#### [ITEMS]
=-=-=-=-=

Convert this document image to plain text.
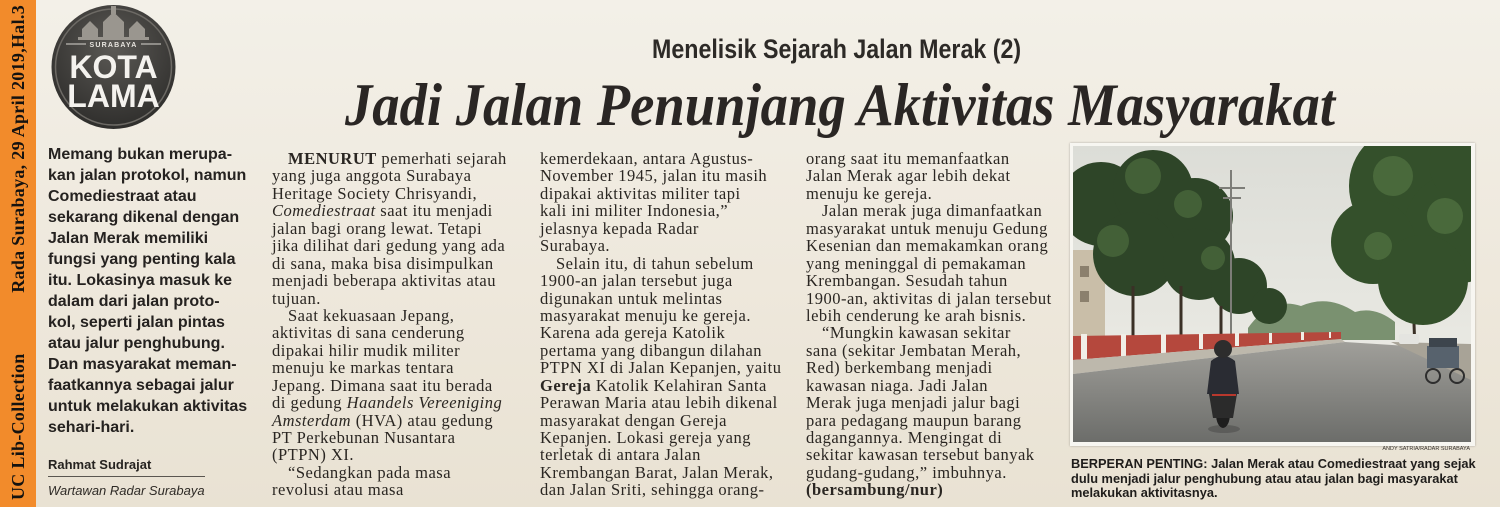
UC Lib-Collection
Rada Surabaya, 29 April 2019,Hal.3	SURABAYA
KOTA
LAMA
Menelisik Sejarah Jalan Merak (2)
Jadi Jalan Penunjang Aktivitas Masyarakat
Memang bukan merupa-
kan jalan protokol, namun
Comediestraat atau
sekarang dikenal dengan
Jalan Merak memiliki
fungsi yang penting kala
itu. Lokasinya masuk ke
dalam dari jalan proto-
kol, seperti jalan pintas
atau jalur penghubung.
Dan masyarakat meman-
faatkannya sebagai jalur
untuk melakukan aktivitas
sehari-hari.
Rahmat Sudrajat
Wartawan Radar Surabaya
MENURUT pemerhati sejarah
yang juga anggota Surabaya
Heritage Society Chrisyandi,
Comediestraat saat itu menjadi
jalan bagi orang lewat. Tetapi
jika dilihat dari gedung yang ada
di sana, maka bisa disimpulkan
menjadi beberapa aktivitas atau
tujuan.
Saat kekuasaan Jepang,
aktivitas di sana cenderung
dipakai hilir mudik militer
menuju ke markas tentara
Jepang. Dimana saat itu berada
di gedung Haandels Vereeniging
Amsterdam (HVA) atau gedung
PT Perkebunan Nusantara
(PTPN) XI.
“Sedangkan pada masa
revolusi atau masa
kemerdekaan, antara Agustus-
November 1945, jalan itu masih
dipakai aktivitas militer tapi
kali ini militer Indonesia,”
jelasnya kepada Radar
Surabaya.
Selain itu, di tahun sebelum
1900-an jalan tersebut juga
digunakan untuk melintas
masyarakat menuju ke gereja.
Karena ada gereja Katolik
pertama yang dibangun dilahan
PTPN XI di Jalan Kepanjen, yaitu
Gereja Katolik Kelahiran Santa
Perawan Maria atau lebih dikenal
masyarakat dengan Gereja
Kepanjen. Lokasi gereja yang
terletak di antara Jalan
Krembangan Barat, Jalan Merak,
dan Jalan Sriti, sehingga orang-
orang saat itu memanfaatkan
Jalan Merak agar lebih dekat
menuju ke gereja.
Jalan merak juga dimanfaatkan
masyarakat untuk menuju Gedung
Kesenian dan memakamkan orang
yang meninggal di pemakaman
Krembangan. Sesudah tahun
1900-an, aktivitas di jalan tersebut
lebih cenderung ke arah bisnis.
“Mungkin kawasan sekitar
sana (sekitar Jembatan Merah,
Red) berkembang menjadi
kawasan niaga. Jadi Jalan
Merak juga menjadi jalur bagi
para pedagang maupun barang
dagangannya. Mengingat di
sekitar kawasan tersebut banyak
gudang-gudang,” imbuhnya.
(bersambung/nur)
ANDY SATRIA/RADAR SURABAYA
BERPERAN PENTING: Jalan Merak atau Comediestraat yang sejak
dulu menjadi jalur penghubung atau atau jalan bagi masyarakat
melakukan aktivitasnya.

=-=-=-=-=

#### [TASK DETAILS]
Copy in full each line that holds the word "Katolik".

#### [EXERCISE SOLUTION]
Karena ada gereja Katolik
Gereja Katolik Kelahiran Santa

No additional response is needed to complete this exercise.